— Start Exercise inputs —

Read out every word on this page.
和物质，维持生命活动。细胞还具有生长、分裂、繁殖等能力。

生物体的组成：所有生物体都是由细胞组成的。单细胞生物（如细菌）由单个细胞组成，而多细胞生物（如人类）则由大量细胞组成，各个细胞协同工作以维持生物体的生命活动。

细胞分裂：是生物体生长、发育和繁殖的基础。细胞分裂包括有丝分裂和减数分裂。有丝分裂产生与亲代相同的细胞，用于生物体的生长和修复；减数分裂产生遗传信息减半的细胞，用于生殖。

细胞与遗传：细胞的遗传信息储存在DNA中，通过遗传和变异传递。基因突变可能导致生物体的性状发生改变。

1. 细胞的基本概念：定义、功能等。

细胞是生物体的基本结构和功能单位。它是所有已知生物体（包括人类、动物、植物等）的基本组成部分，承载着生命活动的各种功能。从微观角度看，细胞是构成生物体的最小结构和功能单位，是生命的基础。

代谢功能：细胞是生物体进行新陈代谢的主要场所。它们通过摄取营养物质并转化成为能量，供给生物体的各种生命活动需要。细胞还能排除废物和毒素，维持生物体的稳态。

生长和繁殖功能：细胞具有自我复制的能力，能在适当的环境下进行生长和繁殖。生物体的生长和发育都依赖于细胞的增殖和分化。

— End Exercise inputs —

Problem to work on » Reproduce the listing above verbatim, from first line to last.

Correct output »
Read out every word on this page.
和物质，维持生命活动。细胞还具有生长、分裂、繁殖等能力。

生物体的组成：所有生物体都是由细胞组成的。单细胞生物（如细菌）由单个细胞组成，而多细胞生物（如人类）则由大量细胞组成，各个细胞协同工作以维持生物体的生命活动。

细胞分裂：是生物体生长、发育和繁殖的基础。细胞分裂包括有丝分裂和减数分裂。有丝分裂产生与亲代相同的细胞，用于生物体的生长和修复；减数分裂产生遗传信息减半的细胞，用于生殖。

细胞与遗传：细胞的遗传信息储存在DNA中，通过遗传和变异传递。基因突变可能导致生物体的性状发生改变。

1. 细胞的基本概念：定义、功能等。

细胞是生物体的基本结构和功能单位。它是所有已知生物体（包括人类、动物、植物等）的基本组成部分，承载着生命活动的各种功能。从微观角度看，细胞是构成生物体的最小结构和功能单位，是生命的基础。

代谢功能：细胞是生物体进行新陈代谢的主要场所。它们通过摄取营养物质并转化成为能量，供给生物体的各种生命活动需要。细胞还能排除废物和毒素，维持生物体的稳态。

生长和繁殖功能：细胞具有自我复制的能力，能在适当的环境下进行生长和繁殖。生物体的生长和发育都依赖于细胞的增殖和分化。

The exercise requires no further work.